[Aim]
Output every entry exactly, from the first line to the last.

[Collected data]
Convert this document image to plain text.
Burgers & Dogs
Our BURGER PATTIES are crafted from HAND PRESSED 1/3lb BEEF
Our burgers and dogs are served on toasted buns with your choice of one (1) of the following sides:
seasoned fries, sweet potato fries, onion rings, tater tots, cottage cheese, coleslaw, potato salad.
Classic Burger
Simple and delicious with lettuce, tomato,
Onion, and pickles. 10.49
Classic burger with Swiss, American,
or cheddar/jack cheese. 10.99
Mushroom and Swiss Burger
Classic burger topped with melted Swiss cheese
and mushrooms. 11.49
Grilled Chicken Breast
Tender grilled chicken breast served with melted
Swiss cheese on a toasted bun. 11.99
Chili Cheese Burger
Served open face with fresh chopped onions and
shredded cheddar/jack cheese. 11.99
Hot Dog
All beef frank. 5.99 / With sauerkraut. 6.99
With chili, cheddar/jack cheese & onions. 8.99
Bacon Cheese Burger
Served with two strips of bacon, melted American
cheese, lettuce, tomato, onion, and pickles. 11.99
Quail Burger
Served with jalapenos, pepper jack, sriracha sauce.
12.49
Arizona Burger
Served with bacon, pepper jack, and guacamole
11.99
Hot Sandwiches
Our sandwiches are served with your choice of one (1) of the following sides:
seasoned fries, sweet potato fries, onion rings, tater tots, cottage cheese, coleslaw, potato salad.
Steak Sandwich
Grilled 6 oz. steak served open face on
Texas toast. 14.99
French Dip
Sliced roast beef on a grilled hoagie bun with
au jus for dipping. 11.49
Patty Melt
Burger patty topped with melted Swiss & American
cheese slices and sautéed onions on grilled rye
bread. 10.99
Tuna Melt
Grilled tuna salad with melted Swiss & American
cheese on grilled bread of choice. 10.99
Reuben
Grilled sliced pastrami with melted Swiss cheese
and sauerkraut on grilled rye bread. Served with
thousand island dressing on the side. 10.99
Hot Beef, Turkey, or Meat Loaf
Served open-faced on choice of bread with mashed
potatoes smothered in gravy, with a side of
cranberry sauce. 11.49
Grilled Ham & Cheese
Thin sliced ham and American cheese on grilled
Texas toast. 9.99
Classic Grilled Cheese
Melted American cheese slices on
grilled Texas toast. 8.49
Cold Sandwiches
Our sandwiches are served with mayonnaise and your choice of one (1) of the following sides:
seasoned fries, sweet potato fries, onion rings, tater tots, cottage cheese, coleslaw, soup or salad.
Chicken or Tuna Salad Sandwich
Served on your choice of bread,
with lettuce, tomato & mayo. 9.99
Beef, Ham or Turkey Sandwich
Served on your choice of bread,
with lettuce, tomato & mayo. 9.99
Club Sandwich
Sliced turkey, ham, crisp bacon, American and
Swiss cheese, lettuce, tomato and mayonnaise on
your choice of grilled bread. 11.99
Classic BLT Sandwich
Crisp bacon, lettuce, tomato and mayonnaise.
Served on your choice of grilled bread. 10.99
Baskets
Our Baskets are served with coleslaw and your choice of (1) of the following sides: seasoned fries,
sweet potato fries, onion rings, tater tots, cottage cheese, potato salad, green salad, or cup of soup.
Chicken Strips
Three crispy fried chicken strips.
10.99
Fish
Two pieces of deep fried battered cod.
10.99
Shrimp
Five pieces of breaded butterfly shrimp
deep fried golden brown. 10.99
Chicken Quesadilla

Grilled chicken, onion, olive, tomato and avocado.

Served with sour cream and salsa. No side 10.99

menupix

[Correct answer]
Convert this document image to plain text.
Burgers & Dogs
Our BURGER PATTIES are crafted from HAND PRESSED 1/3lb BEEF
Our burgers and dogs are served on toasted buns with your choice of one (1) of the following sides:
seasoned fries, sweet potato fries, onion rings, tater tots, cottage cheese, coleslaw, potato salad.
Classic Burger
Simple and delicious with lettuce, tomato,
Onion, and pickles. 10.49
Classic burger with Swiss, American,
or cheddar/jack cheese. 10.99
Mushroom and Swiss Burger
Classic burger topped with melted Swiss cheese
and mushrooms. 11.49
Grilled Chicken Breast
Tender grilled chicken breast served with melted
Swiss cheese on a toasted bun. 11.99
Chili Cheese Burger
Served open face with fresh chopped onions and
shredded cheddar/jack cheese. 11.99
Hot Dog
All beef frank. 5.99 / With sauerkraut. 6.99
With chili, cheddar/jack cheese & onions. 8.99
Bacon Cheese Burger
Served with two strips of bacon, melted American
cheese, lettuce, tomato, onion, and pickles. 11.99
Quail Burger
Served with jalapenos, pepper jack, sriracha sauce.
12.49
Arizona Burger
Served with bacon, pepper jack, and guacamole
11.99
Hot Sandwiches
Our sandwiches are served with your choice of one (1) of the following sides:
seasoned fries, sweet potato fries, onion rings, tater tots, cottage cheese, coleslaw, potato salad.
Steak Sandwich
Grilled 6 oz. steak served open face on
Texas toast. 14.99
French Dip
Sliced roast beef on a grilled hoagie bun with
au jus for dipping. 11.49
Patty Melt
Burger patty topped with melted Swiss & American
cheese slices and sautéed onions on grilled rye
bread. 10.99
Tuna Melt
Grilled tuna salad with melted Swiss & American
cheese on grilled bread of choice. 10.99
Reuben
Grilled sliced pastrami with melted Swiss cheese
and sauerkraut on grilled rye bread. Served with
thousand island dressing on the side. 10.99
Hot Beef, Turkey, or Meat Loaf
Served open-faced on choice of bread with mashed
potatoes smothered in gravy, with a side of
cranberry sauce. 11.49
Grilled Ham & Cheese
Thin sliced ham and American cheese on grilled
Texas toast. 9.99
Classic Grilled Cheese
Melted American cheese slices on
grilled Texas toast. 8.49
Cold Sandwiches
Our sandwiches are served with mayonnaise and your choice of one (1) of the following sides:
seasoned fries, sweet potato fries, onion rings, tater tots, cottage cheese, coleslaw, soup or salad.
Chicken or Tuna Salad Sandwich
Served on your choice of bread,
with lettuce, tomato & mayo. 9.99
Beef, Ham or Turkey Sandwich
Served on your choice of bread,
with lettuce, tomato & mayo. 9.99
Club Sandwich
Sliced turkey, ham, crisp bacon, American and
Swiss cheese, lettuce, tomato and mayonnaise on
your choice of grilled bread. 11.99
Classic BLT Sandwich
Crisp bacon, lettuce, tomato and mayonnaise.
Served on your choice of grilled bread. 10.99
Baskets
Our Baskets are served with coleslaw and your choice of (1) of the following sides: seasoned fries,
sweet potato fries, onion rings, tater tots, cottage cheese, potato salad, green salad, or cup of soup.
Chicken Strips
Three crispy fried chicken strips.
10.99
Fish
Two pieces of deep fried battered cod.
10.99
Shrimp
Five pieces of breaded butterfly shrimp
deep fried golden brown. 10.99
Chicken Quesadilla

Grilled chicken, onion, olive, tomato and avocado.

Served with sour cream and salsa. No side 10.99

menupix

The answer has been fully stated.